• [The request]:
Below are the entries; count the lines in them that contain the word "ngắn" and give only the number.
>> begin
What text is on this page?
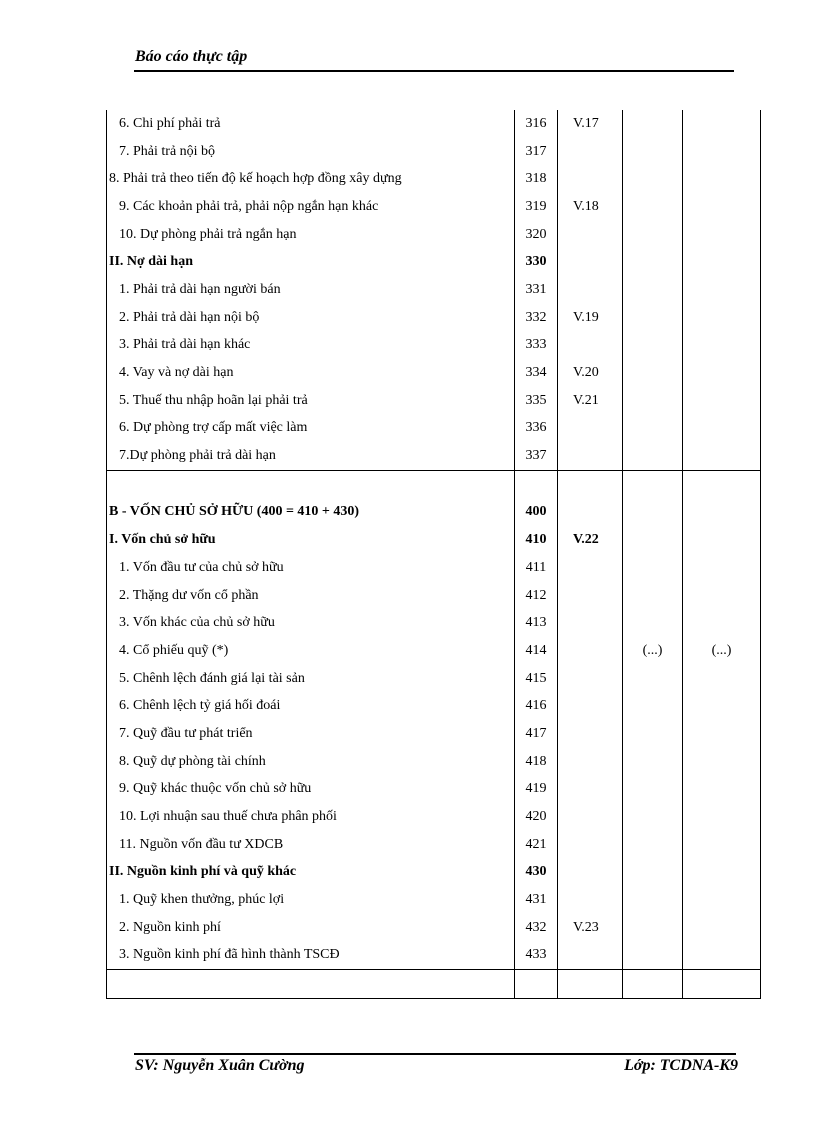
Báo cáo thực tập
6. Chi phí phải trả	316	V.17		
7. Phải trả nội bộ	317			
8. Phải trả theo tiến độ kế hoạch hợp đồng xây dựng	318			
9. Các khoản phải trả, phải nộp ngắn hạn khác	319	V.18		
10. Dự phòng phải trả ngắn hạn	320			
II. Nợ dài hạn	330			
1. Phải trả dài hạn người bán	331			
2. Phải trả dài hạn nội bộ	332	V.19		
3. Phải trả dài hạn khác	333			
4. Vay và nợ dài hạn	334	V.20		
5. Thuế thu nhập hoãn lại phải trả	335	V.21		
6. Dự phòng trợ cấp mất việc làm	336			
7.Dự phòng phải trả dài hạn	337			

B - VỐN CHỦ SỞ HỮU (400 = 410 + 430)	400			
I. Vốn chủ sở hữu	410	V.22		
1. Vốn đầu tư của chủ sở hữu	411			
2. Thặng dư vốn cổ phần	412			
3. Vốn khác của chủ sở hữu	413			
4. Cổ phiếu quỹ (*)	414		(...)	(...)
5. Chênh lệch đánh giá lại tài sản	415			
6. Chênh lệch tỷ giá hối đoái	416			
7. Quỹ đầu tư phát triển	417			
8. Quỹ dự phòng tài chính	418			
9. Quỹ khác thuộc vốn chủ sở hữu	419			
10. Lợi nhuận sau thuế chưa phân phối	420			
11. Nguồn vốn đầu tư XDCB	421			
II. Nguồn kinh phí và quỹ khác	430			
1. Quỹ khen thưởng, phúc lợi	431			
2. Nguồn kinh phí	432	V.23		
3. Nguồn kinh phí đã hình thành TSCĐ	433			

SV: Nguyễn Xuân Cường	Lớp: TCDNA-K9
>> end
• [Response to the task]:
2